>> Begin
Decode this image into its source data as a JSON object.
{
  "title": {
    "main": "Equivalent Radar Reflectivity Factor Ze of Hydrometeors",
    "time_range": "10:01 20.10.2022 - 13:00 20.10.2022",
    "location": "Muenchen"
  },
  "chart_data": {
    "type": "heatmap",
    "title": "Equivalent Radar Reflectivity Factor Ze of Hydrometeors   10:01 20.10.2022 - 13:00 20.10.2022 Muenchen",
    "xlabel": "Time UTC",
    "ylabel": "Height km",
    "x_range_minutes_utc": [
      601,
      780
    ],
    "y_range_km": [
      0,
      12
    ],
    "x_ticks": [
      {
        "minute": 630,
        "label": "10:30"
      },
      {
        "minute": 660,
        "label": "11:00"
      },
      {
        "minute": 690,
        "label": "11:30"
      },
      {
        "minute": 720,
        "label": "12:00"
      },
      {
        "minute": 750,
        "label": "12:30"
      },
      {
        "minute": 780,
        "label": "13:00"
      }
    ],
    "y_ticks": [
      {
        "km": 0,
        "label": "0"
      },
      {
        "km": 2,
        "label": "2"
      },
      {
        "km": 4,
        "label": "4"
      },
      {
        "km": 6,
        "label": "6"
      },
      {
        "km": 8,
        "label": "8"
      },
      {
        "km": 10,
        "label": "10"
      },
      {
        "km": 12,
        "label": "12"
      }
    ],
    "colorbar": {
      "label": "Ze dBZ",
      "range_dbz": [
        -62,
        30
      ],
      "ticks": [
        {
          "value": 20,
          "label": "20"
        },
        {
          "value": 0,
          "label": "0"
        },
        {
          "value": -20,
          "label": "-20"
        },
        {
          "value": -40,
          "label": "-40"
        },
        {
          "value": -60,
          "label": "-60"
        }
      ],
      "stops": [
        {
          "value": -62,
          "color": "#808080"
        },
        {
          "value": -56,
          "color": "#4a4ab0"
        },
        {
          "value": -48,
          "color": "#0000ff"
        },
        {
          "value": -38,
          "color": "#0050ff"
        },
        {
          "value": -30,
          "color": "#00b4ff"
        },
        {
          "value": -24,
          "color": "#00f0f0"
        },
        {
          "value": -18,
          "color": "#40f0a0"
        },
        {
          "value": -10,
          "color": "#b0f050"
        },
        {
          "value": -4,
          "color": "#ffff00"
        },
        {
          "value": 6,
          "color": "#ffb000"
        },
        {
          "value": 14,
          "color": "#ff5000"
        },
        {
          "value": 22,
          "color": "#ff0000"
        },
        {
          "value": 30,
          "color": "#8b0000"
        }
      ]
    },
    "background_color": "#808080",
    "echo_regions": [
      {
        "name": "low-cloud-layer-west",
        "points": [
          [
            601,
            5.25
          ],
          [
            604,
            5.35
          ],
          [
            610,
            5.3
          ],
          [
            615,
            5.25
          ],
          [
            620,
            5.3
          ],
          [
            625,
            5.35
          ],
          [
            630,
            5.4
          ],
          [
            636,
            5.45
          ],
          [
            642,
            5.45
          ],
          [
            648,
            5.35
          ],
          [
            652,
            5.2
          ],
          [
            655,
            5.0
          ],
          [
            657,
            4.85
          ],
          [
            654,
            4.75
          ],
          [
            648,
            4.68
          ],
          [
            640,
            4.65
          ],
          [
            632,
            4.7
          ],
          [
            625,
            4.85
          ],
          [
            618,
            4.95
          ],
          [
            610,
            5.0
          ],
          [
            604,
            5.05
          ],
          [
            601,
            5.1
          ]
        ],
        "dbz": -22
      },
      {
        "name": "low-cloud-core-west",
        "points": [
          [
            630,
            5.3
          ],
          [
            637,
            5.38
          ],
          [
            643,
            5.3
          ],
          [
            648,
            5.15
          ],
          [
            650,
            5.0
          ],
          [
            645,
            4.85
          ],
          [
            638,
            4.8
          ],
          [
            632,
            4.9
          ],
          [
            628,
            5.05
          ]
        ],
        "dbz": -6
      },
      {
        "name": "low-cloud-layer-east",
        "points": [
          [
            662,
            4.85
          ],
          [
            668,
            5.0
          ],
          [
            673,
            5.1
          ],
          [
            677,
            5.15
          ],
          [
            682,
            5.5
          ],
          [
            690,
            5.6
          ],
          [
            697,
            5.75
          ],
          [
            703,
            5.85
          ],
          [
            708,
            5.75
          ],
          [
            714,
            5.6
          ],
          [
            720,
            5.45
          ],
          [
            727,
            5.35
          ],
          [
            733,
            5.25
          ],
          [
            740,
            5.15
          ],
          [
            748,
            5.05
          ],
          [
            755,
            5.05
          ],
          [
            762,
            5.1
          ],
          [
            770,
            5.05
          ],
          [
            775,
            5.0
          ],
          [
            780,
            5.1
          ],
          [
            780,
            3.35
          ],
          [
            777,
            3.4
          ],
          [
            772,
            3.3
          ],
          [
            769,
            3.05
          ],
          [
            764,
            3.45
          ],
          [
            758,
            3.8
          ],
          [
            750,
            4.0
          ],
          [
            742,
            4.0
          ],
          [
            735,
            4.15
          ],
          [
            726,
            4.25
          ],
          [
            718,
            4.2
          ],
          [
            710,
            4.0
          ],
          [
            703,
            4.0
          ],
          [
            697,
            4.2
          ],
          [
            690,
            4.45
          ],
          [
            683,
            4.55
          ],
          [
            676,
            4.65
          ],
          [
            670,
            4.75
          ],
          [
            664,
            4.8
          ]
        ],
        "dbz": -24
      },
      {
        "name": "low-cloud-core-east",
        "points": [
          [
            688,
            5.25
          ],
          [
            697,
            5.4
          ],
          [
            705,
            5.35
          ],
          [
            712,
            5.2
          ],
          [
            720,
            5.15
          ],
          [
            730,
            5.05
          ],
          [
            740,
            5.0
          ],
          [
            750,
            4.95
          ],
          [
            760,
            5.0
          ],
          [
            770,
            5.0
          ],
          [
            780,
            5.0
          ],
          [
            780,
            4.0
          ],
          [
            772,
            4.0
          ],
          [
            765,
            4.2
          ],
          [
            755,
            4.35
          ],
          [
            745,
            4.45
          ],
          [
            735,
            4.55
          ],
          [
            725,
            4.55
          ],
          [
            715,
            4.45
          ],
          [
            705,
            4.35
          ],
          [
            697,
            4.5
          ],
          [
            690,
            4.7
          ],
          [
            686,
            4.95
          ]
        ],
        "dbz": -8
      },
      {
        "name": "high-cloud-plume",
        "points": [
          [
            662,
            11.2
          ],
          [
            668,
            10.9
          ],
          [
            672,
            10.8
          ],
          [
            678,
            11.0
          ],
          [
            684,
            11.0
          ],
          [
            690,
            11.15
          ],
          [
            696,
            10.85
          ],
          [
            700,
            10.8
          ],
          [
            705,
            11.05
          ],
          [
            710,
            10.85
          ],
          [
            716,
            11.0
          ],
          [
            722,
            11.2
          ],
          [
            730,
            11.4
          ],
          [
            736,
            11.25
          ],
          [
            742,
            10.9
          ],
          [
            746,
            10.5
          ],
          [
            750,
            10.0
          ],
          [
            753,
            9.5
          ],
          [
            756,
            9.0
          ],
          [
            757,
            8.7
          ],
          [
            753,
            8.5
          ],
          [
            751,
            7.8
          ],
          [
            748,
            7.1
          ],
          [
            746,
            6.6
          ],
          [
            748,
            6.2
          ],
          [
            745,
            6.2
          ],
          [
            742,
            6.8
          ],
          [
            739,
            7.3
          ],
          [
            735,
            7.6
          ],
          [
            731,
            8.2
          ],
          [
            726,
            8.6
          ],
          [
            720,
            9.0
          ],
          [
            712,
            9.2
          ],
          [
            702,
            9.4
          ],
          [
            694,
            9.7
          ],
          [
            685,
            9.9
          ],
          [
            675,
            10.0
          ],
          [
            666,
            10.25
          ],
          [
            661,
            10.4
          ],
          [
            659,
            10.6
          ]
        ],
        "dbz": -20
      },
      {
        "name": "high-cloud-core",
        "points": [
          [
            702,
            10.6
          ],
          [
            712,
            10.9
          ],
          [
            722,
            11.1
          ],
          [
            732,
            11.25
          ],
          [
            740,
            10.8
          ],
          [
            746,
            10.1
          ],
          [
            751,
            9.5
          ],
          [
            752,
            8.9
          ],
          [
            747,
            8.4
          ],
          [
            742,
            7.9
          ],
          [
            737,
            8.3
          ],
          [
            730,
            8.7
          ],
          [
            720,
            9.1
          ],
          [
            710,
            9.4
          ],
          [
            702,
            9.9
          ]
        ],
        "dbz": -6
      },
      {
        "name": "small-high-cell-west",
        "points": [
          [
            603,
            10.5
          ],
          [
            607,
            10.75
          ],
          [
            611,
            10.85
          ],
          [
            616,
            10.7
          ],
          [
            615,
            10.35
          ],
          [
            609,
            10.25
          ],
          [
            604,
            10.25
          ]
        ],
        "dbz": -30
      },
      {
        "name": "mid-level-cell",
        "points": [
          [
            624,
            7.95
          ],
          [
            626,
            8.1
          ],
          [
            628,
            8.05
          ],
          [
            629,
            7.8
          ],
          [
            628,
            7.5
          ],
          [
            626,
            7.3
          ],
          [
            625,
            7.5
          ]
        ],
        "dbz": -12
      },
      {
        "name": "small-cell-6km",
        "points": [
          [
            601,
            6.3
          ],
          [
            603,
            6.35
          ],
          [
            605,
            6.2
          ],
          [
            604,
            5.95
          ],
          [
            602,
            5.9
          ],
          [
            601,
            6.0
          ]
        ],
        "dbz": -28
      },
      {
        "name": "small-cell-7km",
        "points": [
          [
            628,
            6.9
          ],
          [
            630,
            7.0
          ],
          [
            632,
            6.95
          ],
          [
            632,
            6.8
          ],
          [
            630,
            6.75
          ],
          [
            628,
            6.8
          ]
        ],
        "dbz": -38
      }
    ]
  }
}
>> End
→ Problem description
Locate all lines in the listing above with the word "cell". Copy them.

→ Solution for this task
        "name": "small-high-cell-west",
        "name": "mid-level-cell",
        "name": "small-cell-6km",
        "name": "small-cell-7km",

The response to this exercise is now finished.